▶ **Written problem**
Select all lines in the records that include "this".

---------- Dataset excerpts

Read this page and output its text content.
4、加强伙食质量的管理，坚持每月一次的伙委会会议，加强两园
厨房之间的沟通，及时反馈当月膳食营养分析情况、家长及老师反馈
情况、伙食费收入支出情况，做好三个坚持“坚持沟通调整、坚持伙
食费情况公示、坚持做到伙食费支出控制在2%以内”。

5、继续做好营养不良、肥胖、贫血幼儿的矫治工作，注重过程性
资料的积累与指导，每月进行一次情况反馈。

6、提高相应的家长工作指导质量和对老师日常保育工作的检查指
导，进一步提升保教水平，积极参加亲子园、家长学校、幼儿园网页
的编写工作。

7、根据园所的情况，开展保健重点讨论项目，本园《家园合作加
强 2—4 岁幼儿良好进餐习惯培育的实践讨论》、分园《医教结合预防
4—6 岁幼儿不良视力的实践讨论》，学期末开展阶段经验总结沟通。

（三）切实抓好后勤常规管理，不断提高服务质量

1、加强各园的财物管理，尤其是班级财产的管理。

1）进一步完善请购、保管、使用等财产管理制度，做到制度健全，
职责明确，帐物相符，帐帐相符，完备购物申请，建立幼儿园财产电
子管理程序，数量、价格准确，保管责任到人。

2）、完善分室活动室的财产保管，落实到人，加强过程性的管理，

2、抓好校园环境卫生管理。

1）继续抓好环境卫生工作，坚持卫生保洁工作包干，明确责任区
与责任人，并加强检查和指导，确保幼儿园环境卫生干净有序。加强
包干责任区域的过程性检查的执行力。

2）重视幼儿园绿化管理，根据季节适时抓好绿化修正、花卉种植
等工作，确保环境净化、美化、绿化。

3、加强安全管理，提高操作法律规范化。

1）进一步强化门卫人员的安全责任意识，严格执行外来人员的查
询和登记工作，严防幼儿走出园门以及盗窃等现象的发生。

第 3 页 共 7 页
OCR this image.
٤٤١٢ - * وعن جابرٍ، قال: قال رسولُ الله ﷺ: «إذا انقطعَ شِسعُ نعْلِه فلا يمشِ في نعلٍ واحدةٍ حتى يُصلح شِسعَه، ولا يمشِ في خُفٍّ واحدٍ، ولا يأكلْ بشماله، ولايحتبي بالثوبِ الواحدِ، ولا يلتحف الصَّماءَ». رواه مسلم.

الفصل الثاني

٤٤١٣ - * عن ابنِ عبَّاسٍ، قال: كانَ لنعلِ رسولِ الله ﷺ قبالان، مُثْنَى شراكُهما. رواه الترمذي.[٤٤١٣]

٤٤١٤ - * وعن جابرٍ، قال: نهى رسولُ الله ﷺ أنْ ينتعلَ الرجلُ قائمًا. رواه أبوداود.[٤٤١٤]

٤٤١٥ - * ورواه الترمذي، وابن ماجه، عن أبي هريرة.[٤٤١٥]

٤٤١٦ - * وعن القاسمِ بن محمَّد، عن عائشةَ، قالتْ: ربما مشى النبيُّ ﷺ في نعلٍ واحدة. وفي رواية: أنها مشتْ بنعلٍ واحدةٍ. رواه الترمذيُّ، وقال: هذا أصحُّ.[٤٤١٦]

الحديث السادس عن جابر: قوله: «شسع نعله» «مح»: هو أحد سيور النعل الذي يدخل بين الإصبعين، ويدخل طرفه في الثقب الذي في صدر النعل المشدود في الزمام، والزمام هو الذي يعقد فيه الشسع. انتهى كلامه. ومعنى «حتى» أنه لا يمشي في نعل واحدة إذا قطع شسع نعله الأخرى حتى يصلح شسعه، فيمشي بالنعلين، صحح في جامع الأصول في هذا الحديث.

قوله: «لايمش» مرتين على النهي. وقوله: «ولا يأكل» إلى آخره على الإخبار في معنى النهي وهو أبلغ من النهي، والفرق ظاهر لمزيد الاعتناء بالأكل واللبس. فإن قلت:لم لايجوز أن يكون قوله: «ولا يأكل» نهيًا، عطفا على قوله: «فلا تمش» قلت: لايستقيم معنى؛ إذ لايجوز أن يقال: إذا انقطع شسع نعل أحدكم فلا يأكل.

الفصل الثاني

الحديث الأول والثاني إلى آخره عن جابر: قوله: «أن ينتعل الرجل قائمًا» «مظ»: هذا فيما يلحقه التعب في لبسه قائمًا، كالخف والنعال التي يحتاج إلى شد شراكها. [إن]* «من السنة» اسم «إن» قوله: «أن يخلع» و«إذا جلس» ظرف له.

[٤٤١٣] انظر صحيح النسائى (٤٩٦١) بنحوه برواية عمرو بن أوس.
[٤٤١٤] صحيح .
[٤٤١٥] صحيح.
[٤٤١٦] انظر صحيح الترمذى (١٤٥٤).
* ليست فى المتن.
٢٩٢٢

--------------------

▶ **Reply**
Read this page and output its text content.
OCR this image.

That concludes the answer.